• _WHAT IS NEEDED_: Reproduce the listing exactly, with no pictures in your copy.
─── DATA TO USE
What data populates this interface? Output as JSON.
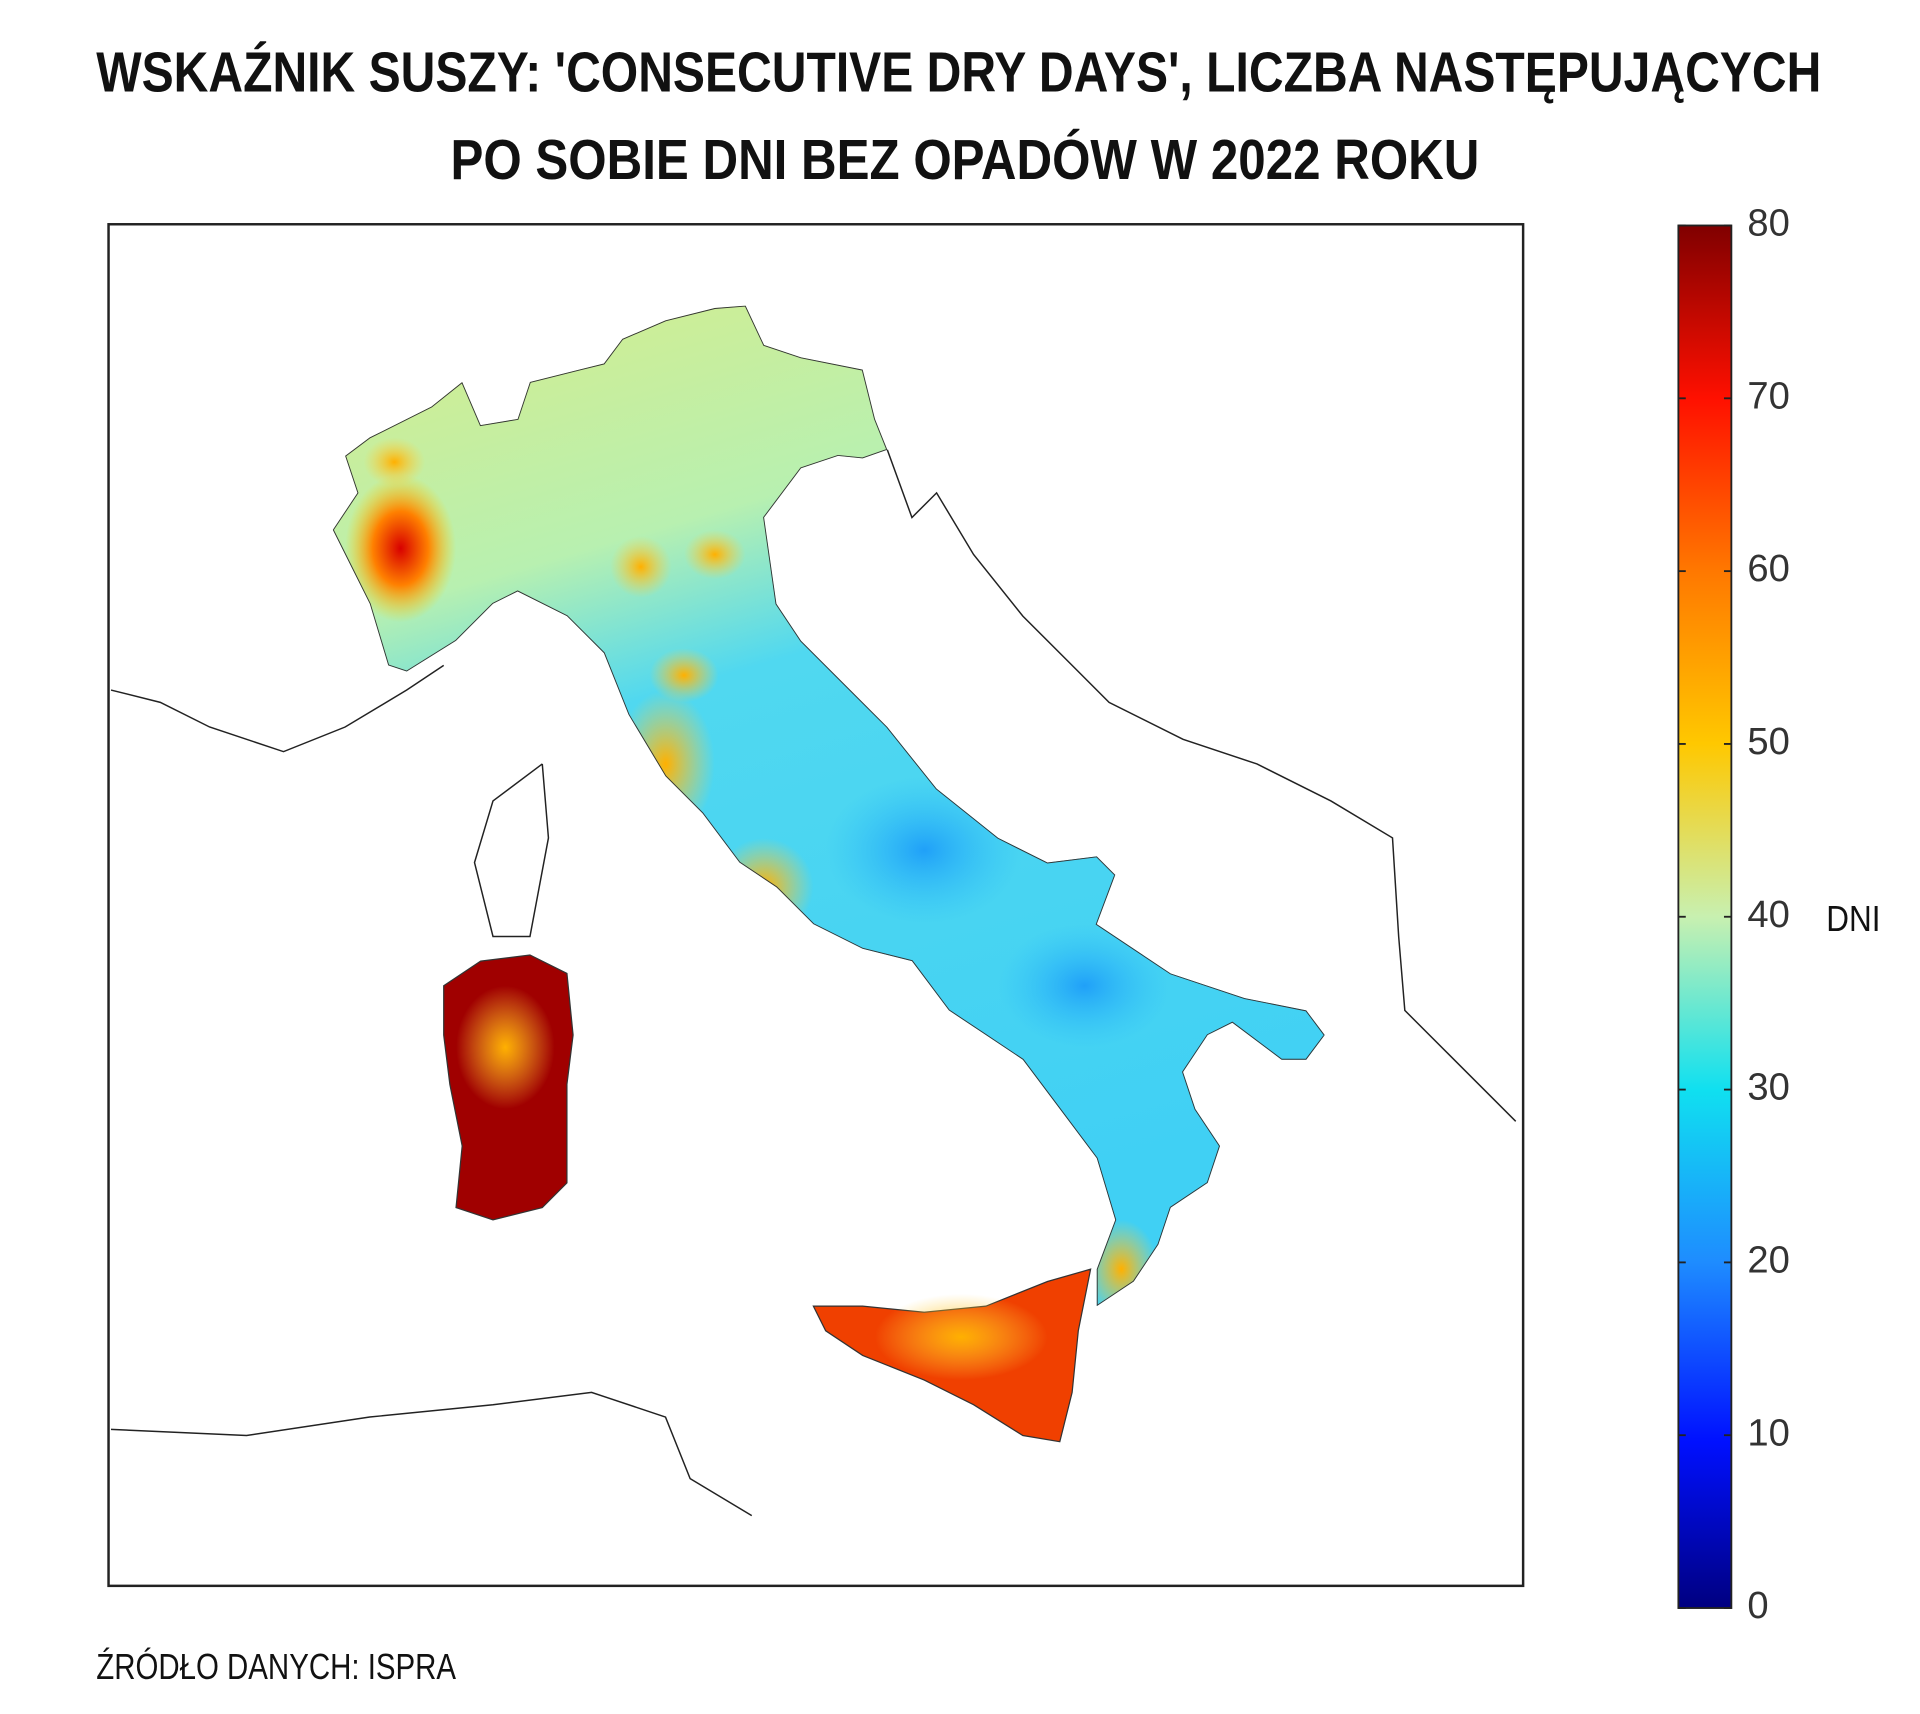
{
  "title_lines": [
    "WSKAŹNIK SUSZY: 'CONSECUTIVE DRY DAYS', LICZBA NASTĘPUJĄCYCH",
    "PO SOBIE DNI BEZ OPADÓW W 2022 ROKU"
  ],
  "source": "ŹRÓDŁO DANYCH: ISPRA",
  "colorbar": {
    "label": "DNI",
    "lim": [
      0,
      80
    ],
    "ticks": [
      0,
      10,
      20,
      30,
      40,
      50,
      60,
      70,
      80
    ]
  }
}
──────
• _FULL SOLUTION_:
What data populates this interface? Output as JSON.
{
  "title_lines": [
    "WSKAŹNIK SUSZY: 'CONSECUTIVE DRY DAYS', LICZBA NASTĘPUJĄCYCH",
    "PO SOBIE DNI BEZ OPADÓW W 2022 ROKU"
  ],
  "source": "ŹRÓDŁO DANYCH: ISPRA",
  "colorbar": {
    "label": "DNI",
    "lim": [
      0,
      80
    ],
    "ticks": [
      0,
      10,
      20,
      30,
      40,
      50,
      60,
      70,
      80
    ]
  }
}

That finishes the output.